+++ PASSAGE FOR REVIEW

Overgrowths on BD pugs:

BD plugs present to the surgeon as dilated BD filled with crystals and sometimes crystals grow over these plugs protruding into the urinary space (video 1). The overgrowths on plugs have a variety of shapes (usually round) and are about 1-2 mm. Dr. James Lingeman has successfully pulled the overgrowth with attached intraluminal BD plug free from the BD allowing for detailed micro-CT analysis of the plug/overgrowth complex. Figure 5 shows a set of light microscopic and high-resolution micro-CT images of plug/overgrowth complexes from an HASF, BR, ILEO, PHT and MSK stone patients respectively. The BD plug of the HASF patient is only apatite while the overgrowth is primarily apatite with a crust of CaOx. The BD plug of the BR patient is a mixture of CaOx, BR and apatite, while the overgrowth has a core of CaOx and an outer surface of BR. The BD plug of the ILEO patients is apatite and urates while the overgrowth is entirely CaOx. The BD plug of the PHT patient is all apatite as well as the overgrowth. The BD plug and overgrowth of the MSK patient is primarily CaOx with a small amount of apatite. We have not been able to collect plug/overgrowth complexes from all 10 phenotypes but those we have been able to study show distinct patterns of mineralization of this complex unique to the stone phenotype. Dr. James Williams has been able to study the plug/overgrowth complex using µCT imaging (Video2).

figure5

Figure 5. Examples of BD plugs with overgrowths. Panels A-E show examples of BD plugs with overgrowth by both light microscopy (on left) and micro-CT (on right) for an idiopathic HA stone former (panel A), an idiopathic brushite stone former  (panel B), an ileostomy  (panel C), an primary hyperparathyroidism (panel D) and a medullary sponge kidney (panel E). A curved, dotted line divides the BD plug from overgrowth region.

Clinical consequences of overgrowths on plugs

It is conceivable that overgrowths on BD plugs could detach and grow within a calyx to reach 3 or more mm and present as passage of a clinical stone. The likelihood that an overgrowth would detach seems slim because our present data shows these overgrowths to be an integral component of the plug/overgrowth complex and most plugs are tightly fused to the wall of the BD. For discussion sake lets assume an overgrowth can detach, an obvious question arises: how would one know if a stone originated as the overgrowth over a BD plug and not on a site of Randall’s plaque or grew in free solution? Such a stone must have remnants of the plug at one border – where it was attached. We have not as yet observed removal of such a stone, but in fairness this has not been a specific surgical research aim.

++++++

REQUIRED ACTION:
Revise the text on overgrowths on BD plugs from "Figure 5. Examples" to "from overgrowth region.", putting "dashed line" in place of "dotted line".

+++ DATA TO EXAMINE

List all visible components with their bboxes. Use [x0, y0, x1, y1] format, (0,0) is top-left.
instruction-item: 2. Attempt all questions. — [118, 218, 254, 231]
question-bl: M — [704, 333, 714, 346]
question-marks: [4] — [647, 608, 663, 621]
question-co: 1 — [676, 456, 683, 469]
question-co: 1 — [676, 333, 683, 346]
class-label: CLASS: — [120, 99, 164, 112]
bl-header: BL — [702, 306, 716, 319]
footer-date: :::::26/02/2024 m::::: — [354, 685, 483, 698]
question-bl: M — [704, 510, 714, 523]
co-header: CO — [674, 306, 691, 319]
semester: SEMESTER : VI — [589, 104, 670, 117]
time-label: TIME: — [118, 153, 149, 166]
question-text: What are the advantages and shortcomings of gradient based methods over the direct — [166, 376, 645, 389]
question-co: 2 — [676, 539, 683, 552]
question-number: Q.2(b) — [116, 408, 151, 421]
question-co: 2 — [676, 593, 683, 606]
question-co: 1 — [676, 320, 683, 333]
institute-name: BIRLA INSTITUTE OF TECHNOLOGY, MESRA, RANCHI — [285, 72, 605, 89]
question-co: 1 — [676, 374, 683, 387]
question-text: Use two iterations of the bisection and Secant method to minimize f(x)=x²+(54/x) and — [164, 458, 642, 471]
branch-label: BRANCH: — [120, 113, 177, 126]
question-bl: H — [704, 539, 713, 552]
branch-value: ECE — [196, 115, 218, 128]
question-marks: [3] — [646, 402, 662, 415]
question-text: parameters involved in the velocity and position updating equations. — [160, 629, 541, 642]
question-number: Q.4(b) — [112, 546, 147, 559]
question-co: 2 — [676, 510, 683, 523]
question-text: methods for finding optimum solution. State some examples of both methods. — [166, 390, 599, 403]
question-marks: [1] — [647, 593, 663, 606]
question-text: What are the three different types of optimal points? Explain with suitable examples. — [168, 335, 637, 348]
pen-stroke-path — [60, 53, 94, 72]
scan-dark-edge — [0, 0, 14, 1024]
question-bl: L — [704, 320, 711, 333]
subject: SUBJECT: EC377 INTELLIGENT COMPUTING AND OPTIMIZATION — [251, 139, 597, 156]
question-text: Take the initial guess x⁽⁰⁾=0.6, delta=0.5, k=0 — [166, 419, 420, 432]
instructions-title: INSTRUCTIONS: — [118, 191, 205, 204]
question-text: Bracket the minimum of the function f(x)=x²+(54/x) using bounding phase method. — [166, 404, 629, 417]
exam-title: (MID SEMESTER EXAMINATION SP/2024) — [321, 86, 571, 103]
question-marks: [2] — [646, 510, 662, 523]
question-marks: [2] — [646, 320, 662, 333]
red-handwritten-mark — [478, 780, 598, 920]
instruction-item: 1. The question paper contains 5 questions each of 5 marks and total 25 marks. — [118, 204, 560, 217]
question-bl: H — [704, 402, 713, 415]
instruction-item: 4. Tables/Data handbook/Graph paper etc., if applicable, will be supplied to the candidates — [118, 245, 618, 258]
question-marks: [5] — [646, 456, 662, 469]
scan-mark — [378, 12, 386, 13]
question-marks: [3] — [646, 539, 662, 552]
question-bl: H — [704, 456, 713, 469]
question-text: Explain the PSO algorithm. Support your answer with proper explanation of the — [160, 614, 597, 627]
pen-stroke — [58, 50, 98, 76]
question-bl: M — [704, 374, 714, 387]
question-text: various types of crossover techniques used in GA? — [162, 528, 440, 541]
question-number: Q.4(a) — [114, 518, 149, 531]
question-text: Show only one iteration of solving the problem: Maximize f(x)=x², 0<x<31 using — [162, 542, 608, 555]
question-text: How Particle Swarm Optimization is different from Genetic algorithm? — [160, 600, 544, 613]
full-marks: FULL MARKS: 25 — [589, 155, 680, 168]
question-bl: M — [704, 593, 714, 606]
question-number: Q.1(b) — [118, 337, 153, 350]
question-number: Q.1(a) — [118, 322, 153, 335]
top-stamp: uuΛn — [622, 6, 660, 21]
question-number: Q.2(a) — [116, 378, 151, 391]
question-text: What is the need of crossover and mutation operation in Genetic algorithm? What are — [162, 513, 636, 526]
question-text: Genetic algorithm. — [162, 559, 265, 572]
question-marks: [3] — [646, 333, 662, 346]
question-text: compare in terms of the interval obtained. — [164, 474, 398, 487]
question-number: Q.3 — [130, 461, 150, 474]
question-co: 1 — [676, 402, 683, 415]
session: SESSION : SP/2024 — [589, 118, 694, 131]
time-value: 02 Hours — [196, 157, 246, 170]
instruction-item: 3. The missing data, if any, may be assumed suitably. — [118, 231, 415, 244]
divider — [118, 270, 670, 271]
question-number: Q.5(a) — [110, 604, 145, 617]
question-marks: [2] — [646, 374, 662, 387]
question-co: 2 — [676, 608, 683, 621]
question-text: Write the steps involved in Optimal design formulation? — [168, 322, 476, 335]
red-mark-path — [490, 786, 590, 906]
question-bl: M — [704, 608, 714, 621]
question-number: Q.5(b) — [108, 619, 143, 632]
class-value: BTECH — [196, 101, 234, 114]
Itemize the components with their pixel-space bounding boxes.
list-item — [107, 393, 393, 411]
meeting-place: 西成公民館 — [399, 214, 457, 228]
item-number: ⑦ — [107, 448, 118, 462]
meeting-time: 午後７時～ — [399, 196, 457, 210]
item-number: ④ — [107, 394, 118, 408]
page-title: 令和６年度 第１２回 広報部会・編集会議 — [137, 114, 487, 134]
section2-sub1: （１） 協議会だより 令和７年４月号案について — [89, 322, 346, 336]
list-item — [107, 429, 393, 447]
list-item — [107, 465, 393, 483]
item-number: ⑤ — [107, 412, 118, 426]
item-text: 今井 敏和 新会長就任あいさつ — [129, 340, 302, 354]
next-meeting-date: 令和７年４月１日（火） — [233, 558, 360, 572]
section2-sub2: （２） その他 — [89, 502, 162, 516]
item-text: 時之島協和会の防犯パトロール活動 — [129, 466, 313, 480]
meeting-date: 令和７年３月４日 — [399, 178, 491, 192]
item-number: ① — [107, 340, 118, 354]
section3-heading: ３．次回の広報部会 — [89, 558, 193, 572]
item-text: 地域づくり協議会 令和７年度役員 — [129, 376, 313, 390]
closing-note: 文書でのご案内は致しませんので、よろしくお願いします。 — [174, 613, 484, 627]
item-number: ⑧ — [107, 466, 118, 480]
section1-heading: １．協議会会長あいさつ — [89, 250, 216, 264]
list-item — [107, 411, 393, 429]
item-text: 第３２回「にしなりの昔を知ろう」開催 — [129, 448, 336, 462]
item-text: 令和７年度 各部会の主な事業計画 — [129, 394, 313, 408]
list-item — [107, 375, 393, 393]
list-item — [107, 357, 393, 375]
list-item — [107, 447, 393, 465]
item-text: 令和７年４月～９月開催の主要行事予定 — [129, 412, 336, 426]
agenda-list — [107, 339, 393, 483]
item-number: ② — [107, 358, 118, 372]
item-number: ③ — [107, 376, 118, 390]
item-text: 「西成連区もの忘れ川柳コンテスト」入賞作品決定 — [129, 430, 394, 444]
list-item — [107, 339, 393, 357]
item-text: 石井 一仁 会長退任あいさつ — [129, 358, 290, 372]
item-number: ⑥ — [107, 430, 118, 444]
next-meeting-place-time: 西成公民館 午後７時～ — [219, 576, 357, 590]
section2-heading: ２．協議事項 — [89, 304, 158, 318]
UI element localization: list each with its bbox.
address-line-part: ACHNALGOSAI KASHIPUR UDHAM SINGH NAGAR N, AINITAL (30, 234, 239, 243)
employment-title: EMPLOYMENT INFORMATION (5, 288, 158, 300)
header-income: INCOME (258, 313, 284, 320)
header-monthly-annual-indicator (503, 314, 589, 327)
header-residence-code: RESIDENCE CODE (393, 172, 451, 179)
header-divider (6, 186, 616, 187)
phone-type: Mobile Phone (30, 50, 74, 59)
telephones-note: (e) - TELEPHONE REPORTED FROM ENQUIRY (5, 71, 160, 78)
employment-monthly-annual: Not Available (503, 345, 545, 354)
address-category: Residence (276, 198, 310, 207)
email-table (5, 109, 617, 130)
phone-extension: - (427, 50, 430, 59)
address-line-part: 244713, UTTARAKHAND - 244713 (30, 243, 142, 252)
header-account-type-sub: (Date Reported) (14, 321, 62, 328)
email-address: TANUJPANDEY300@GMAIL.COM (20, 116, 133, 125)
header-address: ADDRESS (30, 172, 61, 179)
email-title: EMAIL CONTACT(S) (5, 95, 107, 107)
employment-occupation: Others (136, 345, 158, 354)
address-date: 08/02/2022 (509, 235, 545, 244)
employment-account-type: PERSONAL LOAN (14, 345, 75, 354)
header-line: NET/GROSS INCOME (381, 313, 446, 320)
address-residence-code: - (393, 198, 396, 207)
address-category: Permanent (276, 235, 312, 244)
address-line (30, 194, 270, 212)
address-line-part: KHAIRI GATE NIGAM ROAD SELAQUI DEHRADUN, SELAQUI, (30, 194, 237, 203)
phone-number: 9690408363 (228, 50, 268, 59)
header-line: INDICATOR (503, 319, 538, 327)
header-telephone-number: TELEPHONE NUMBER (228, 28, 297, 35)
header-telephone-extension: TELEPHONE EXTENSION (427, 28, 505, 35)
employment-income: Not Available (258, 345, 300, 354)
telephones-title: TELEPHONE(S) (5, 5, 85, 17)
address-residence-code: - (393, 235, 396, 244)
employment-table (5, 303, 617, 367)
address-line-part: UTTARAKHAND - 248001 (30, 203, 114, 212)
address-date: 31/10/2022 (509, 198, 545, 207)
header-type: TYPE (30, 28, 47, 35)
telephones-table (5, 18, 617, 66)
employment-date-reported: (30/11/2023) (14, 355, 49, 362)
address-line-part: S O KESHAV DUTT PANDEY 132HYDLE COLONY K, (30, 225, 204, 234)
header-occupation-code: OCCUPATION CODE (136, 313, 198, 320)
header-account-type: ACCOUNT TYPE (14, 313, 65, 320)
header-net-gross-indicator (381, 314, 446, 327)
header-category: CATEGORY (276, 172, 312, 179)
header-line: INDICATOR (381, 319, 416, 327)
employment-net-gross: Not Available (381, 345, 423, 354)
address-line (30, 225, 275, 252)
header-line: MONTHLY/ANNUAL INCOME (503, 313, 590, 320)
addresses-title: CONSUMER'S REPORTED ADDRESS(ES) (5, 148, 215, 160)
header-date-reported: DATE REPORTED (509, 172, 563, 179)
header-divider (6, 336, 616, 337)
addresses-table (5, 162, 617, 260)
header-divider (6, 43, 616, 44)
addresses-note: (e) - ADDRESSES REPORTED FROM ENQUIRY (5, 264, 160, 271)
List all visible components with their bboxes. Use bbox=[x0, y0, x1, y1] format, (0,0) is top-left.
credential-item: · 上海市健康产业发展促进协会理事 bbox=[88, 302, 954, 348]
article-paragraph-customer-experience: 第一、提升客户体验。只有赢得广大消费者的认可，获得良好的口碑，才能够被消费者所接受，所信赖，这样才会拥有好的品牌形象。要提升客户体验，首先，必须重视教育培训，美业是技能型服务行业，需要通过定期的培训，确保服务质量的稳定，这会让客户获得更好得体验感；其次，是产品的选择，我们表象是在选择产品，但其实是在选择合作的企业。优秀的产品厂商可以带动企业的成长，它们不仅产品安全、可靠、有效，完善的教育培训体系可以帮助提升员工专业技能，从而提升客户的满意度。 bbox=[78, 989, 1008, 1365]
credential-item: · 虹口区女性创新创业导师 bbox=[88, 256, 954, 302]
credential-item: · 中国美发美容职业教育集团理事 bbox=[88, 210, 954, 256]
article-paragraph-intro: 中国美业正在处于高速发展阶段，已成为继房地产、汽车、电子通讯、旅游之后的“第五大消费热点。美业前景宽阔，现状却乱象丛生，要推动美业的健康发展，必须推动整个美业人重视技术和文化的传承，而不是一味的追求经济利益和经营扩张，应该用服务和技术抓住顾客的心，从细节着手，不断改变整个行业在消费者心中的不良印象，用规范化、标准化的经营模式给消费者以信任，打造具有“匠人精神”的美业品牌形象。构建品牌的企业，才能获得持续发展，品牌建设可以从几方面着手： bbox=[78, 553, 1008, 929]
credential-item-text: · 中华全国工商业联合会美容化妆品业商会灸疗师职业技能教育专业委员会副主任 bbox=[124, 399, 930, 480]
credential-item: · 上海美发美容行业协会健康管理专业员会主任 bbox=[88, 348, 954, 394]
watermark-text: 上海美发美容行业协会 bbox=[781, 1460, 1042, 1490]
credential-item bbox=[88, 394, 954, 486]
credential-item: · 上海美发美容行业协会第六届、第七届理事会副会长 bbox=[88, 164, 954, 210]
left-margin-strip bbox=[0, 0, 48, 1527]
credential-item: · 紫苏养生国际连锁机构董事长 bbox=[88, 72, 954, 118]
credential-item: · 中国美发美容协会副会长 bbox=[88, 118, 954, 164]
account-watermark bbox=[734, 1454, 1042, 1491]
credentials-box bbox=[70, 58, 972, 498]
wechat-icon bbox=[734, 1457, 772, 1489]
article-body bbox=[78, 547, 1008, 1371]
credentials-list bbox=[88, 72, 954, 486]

++++++

RESULT FOR THIS TASK:
Figure 5. Examples of BD plugs with overgrowths. Panels A-E show examples of BD plugs with overgrowth by both light microscopy (on left) and micro-CT (on right) for an idiopathic HA stone former (panel A), an idiopathic brushite stone former  (panel B), an ileostomy  (panel C), an primary hyperparathyroidism (panel D) and a medullary sponge kidney (panel E). A curved, dashed line divides the BD plug from overgrowth region.